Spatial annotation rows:
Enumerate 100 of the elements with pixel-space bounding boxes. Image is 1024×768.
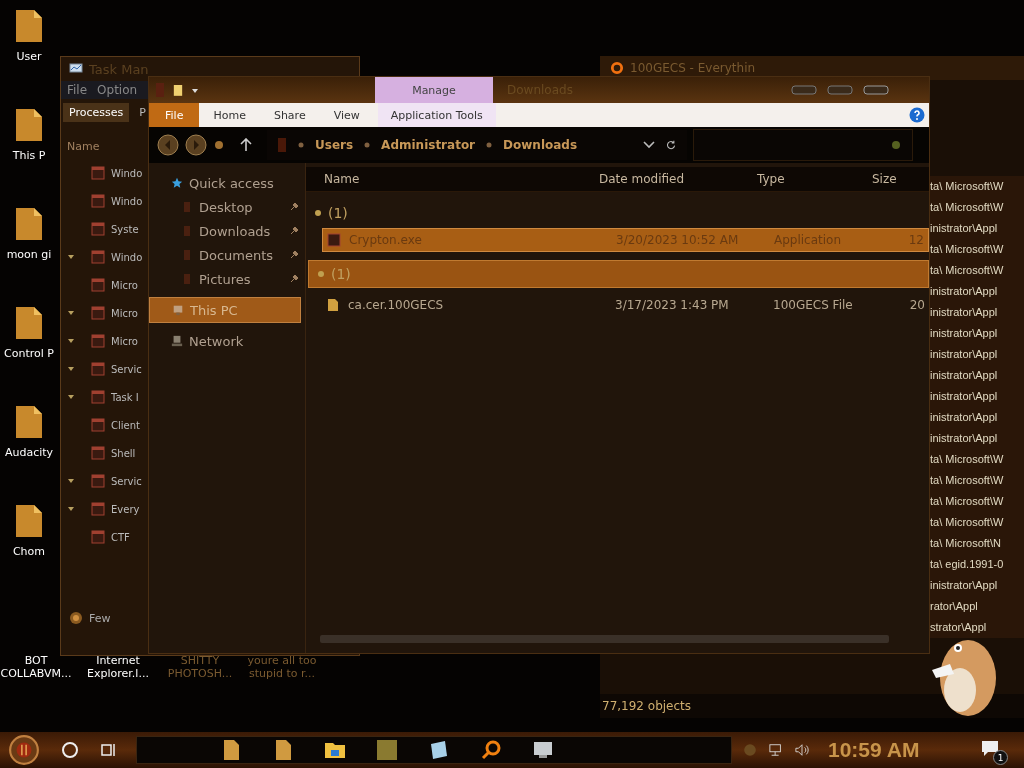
desktop-icon-label[interactable]: Control P <box>4 347 54 360</box>
chevron-icon[interactable] <box>643 140 655 150</box>
process-name[interactable]: Task I <box>111 391 139 403</box>
column-header[interactable]: Date modified <box>599 172 757 186</box>
nav-item[interactable]: Documents <box>149 243 305 267</box>
separator-icon[interactable] <box>485 141 494 149</box>
path-cell[interactable]: rator\Appl <box>930 596 1024 617</box>
notification-icon[interactable] <box>980 739 1000 757</box>
speaker-icon[interactable] <box>794 743 810 757</box>
ribbon-tab[interactable]: Share <box>259 103 320 127</box>
expand-arrow-icon[interactable] <box>67 365 75 373</box>
process-row[interactable]: Client <box>61 411 145 439</box>
process-name[interactable]: Every <box>111 503 140 515</box>
minimize-icon[interactable] <box>791 85 817 95</box>
pin-icon[interactable] <box>289 226 299 236</box>
process-name[interactable]: Windo <box>111 195 143 207</box>
fewer-details-link[interactable]: Few <box>89 611 111 625</box>
path-cell[interactable]: ta\ Microsoft\N <box>930 533 1024 554</box>
close-icon[interactable] <box>863 85 889 95</box>
process-name[interactable]: Micro <box>111 307 138 319</box>
desktop-icon-label[interactable]: User <box>16 50 42 63</box>
pin-icon[interactable] <box>289 202 299 212</box>
nav-item[interactable]: Downloads <box>149 219 305 243</box>
expand-arrow-icon[interactable] <box>67 505 75 513</box>
process-name[interactable]: Windo <box>111 167 143 179</box>
path-cell[interactable]: ta\ Microsoft\W <box>930 470 1024 491</box>
breadcrumb-item[interactable]: Downloads <box>503 138 578 152</box>
desktop-icon-label[interactable]: This P <box>12 149 46 162</box>
nav-item[interactable]: Pictures <box>149 267 305 291</box>
process-row[interactable]: Windo <box>61 159 145 187</box>
desktop-icon-label[interactable]: Audacity <box>4 446 54 459</box>
expand-arrow-icon[interactable] <box>67 477 75 485</box>
desktop-icon-label[interactable]: moon gi <box>6 248 52 261</box>
path-cell[interactable]: ta\ egid.1991-0 <box>930 554 1024 575</box>
process-name[interactable]: Client <box>111 419 140 431</box>
path-cell[interactable]: inistrator\Appl <box>930 302 1024 323</box>
desktop-icon-label[interactable]: Internet Explorer.l... <box>82 654 154 680</box>
forward-button[interactable] <box>185 134 207 156</box>
maximize-icon[interactable] <box>827 85 853 95</box>
path-cell[interactable]: ta\ Microsoft\W <box>930 491 1024 512</box>
path-cell[interactable]: ta\ Microsoft\W <box>930 239 1024 260</box>
process-name[interactable]: Syste <box>111 223 139 235</box>
separator-icon[interactable] <box>363 141 372 149</box>
path-cell[interactable]: inistrator\Appl <box>930 344 1024 365</box>
up-arrow-icon[interactable] <box>239 138 253 152</box>
path-cell[interactable]: inistrator\Appl <box>930 323 1024 344</box>
folder-icon[interactable] <box>173 82 183 98</box>
ribbon-tab[interactable]: Home <box>199 103 260 127</box>
start-button[interactable] <box>8 734 40 766</box>
column-header[interactable]: Name <box>67 140 97 153</box>
column-header[interactable]: Type <box>757 172 872 186</box>
scrollbar[interactable] <box>320 635 889 643</box>
nav-item[interactable]: Quick access <box>149 171 305 195</box>
process-row[interactable]: Micro <box>61 271 145 299</box>
path-cell[interactable]: ta\ Microsoft\W <box>930 260 1024 281</box>
column-header[interactable]: Size <box>872 172 929 186</box>
nav-item[interactable]: Network <box>149 329 305 353</box>
expand-arrow-icon[interactable] <box>67 337 75 345</box>
refresh-icon[interactable] <box>665 140 677 150</box>
menu-item[interactable]: File <box>67 83 88 97</box>
expand-arrow-icon[interactable] <box>67 393 75 401</box>
path-cell[interactable]: inistrator\Appl <box>930 281 1024 302</box>
desktop-icon-label[interactable]: Chom <box>12 545 46 558</box>
process-name[interactable]: Micro <box>111 279 138 291</box>
help-icon[interactable] <box>909 107 925 123</box>
process-row[interactable]: CTF <box>61 523 145 551</box>
pin-icon[interactable] <box>289 250 299 260</box>
nav-item[interactable]: Desktop <box>149 195 305 219</box>
process-name[interactable]: Servic <box>111 363 142 375</box>
path-cell[interactable]: ta\ Microsoft\W <box>930 197 1024 218</box>
process-row[interactable]: Syste <box>61 215 145 243</box>
desktop-icon-label[interactable]: BOT COLLABVM... <box>0 654 72 680</box>
path-cell[interactable]: ta\ Microsoft\W <box>930 512 1024 533</box>
file-row[interactable]: ca.cer.100GECS 3/17/2023 1:43 PM 100GECS File 20 <box>322 294 929 316</box>
breadcrumb-item[interactable]: Users <box>315 138 354 152</box>
expand-arrow-icon[interactable] <box>67 309 75 317</box>
process-name[interactable]: Micro <box>111 335 138 347</box>
process-name[interactable]: Windo <box>111 251 143 263</box>
photo-placeholder[interactable] <box>375 738 399 762</box>
separator-icon[interactable] <box>297 141 305 149</box>
process-row[interactable]: Shell <box>61 439 145 467</box>
path-cell[interactable]: inistrator\Appl <box>930 407 1024 428</box>
tab[interactable]: P <box>133 103 152 122</box>
back-button[interactable] <box>157 134 179 156</box>
search-field[interactable] <box>693 129 913 161</box>
process-name[interactable]: CTF <box>111 531 130 543</box>
path-cell[interactable]: inistrator\Appl <box>930 365 1024 386</box>
path-cell[interactable]: inistrator\Appl <box>930 428 1024 449</box>
process-name[interactable]: Servic <box>111 475 142 487</box>
process-row[interactable]: Windo <box>61 187 145 215</box>
group-header[interactable]: (1) <box>306 200 929 226</box>
process-name[interactable]: Shell <box>111 447 136 459</box>
path-cell[interactable]: strator\Appl <box>930 617 1024 638</box>
tab[interactable]: Processes <box>63 103 130 122</box>
path-cell[interactable]: ta\ Microsoft\W <box>930 176 1024 197</box>
file-tab[interactable]: File <box>149 103 200 127</box>
expand-arrow-icon[interactable] <box>67 253 75 261</box>
caret-icon[interactable] <box>191 86 199 94</box>
pin-icon[interactable] <box>289 274 299 284</box>
breadcrumb-item[interactable]: Administrator <box>381 138 476 152</box>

Exercise description: Return every line of the rows above that contains the string "item", treating uppercase and lowercase as different.

Exercise response:
nav-item[interactable]: Documents <box>149 243 305 267</box>
nav-item[interactable]: Downloads <box>149 219 305 243</box>
breadcrumb-item[interactable]: Downloads <box>503 138 578 152</box>
nav-item[interactable]: Pictures <box>149 267 305 291</box>
nav-item[interactable]: Quick access <box>149 171 305 195</box>
nav-item[interactable]: Network <box>149 329 305 353</box>
menu-item[interactable]: File <box>67 83 88 97</box>
nav-item[interactable]: Desktop <box>149 195 305 219</box>
breadcrumb-item[interactable]: Users <box>315 138 354 152</box>
breadcrumb-item[interactable]: Administrator <box>381 138 476 152</box>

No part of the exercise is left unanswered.